Read the entries below and pull out each line with the string "triangle".

**Recorded data:**
****
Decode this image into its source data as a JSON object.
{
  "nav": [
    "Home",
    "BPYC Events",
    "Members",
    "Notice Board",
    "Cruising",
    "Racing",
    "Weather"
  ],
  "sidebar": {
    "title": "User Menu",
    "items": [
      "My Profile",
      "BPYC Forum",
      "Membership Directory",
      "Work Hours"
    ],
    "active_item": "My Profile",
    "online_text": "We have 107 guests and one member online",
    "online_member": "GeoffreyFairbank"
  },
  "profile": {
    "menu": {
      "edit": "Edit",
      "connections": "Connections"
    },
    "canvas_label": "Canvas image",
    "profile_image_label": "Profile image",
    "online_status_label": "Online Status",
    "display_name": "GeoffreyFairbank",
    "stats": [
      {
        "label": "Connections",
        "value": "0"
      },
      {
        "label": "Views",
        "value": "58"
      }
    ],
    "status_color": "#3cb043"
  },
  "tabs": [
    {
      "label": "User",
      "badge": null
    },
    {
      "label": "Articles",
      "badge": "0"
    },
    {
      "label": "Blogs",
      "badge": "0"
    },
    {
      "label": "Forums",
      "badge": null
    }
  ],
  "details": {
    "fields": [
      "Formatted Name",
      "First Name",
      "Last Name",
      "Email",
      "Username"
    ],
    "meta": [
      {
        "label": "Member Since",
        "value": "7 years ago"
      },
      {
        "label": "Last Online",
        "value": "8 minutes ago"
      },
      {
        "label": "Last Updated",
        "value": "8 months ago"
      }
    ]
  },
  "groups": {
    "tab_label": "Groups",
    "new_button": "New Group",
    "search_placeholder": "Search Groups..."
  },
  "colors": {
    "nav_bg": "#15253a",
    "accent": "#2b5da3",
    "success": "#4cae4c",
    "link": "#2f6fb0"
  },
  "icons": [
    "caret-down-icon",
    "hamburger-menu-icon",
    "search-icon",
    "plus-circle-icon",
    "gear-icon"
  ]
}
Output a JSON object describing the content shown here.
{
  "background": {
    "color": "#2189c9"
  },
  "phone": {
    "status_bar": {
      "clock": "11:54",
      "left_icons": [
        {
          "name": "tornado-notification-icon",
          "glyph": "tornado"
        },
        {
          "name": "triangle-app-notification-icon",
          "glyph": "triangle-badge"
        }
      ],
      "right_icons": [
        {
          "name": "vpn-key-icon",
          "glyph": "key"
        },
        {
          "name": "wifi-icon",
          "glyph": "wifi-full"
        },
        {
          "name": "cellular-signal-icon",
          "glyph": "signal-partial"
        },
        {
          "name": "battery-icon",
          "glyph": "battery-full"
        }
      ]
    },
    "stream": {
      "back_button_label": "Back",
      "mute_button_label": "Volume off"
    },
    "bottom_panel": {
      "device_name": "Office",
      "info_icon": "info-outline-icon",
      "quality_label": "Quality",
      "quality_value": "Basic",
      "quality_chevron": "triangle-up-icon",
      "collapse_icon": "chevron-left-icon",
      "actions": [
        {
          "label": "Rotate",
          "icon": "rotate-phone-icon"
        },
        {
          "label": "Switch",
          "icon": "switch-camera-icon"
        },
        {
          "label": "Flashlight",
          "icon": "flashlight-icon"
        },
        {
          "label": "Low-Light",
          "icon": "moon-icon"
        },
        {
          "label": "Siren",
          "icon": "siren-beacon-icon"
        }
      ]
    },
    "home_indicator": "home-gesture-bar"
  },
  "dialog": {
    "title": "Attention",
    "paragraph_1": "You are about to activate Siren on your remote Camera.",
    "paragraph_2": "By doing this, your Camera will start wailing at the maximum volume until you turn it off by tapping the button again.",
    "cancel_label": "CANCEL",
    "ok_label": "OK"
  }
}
****
**Answer to this task:**
          "name": "triangle-app-notification-icon",
          "glyph": "triangle-badge"
      "quality_chevron": "triangle-up-icon",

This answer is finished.